REQUIRED WORK - Count every line of the material that holds the string "расходов". Respond with the total only.
□ □ □
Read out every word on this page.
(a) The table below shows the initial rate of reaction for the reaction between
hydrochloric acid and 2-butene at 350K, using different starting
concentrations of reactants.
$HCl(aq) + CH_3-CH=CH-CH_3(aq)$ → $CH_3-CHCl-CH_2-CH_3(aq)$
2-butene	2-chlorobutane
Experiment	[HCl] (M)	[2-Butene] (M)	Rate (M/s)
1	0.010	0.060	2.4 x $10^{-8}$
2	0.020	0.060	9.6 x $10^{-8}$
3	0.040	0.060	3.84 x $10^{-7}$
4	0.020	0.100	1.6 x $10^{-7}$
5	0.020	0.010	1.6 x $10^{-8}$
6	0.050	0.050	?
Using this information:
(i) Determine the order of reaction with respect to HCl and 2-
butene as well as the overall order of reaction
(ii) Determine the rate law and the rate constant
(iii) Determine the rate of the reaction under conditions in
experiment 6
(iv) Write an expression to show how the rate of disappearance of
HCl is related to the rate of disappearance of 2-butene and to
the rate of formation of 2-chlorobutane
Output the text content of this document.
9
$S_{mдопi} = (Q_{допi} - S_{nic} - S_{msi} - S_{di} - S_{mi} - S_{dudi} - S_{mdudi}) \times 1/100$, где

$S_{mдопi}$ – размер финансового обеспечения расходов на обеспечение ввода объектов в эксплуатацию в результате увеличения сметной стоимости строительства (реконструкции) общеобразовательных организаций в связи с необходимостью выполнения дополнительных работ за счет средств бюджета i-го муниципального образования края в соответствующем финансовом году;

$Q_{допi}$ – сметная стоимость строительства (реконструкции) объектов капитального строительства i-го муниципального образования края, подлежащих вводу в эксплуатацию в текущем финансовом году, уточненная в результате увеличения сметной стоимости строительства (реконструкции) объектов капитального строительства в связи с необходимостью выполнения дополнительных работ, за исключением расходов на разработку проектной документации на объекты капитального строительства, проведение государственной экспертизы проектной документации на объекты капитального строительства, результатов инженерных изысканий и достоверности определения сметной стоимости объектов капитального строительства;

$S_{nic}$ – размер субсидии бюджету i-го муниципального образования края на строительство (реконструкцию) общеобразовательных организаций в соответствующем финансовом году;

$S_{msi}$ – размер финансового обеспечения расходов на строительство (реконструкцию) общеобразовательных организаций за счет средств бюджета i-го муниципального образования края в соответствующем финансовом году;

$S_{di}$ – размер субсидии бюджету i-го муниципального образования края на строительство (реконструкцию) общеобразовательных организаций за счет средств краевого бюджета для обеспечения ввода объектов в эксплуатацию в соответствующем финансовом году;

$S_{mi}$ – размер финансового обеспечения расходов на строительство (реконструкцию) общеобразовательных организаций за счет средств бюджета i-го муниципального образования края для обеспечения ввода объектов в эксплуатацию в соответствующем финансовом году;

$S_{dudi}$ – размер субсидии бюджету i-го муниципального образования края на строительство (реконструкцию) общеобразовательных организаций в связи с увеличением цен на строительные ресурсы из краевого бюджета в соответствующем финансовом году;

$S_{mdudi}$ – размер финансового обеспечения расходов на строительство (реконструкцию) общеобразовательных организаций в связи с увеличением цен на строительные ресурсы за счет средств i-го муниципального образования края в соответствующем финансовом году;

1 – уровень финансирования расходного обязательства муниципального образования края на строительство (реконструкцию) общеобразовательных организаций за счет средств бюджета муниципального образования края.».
□ □ □
EXERCISE RESULT - 5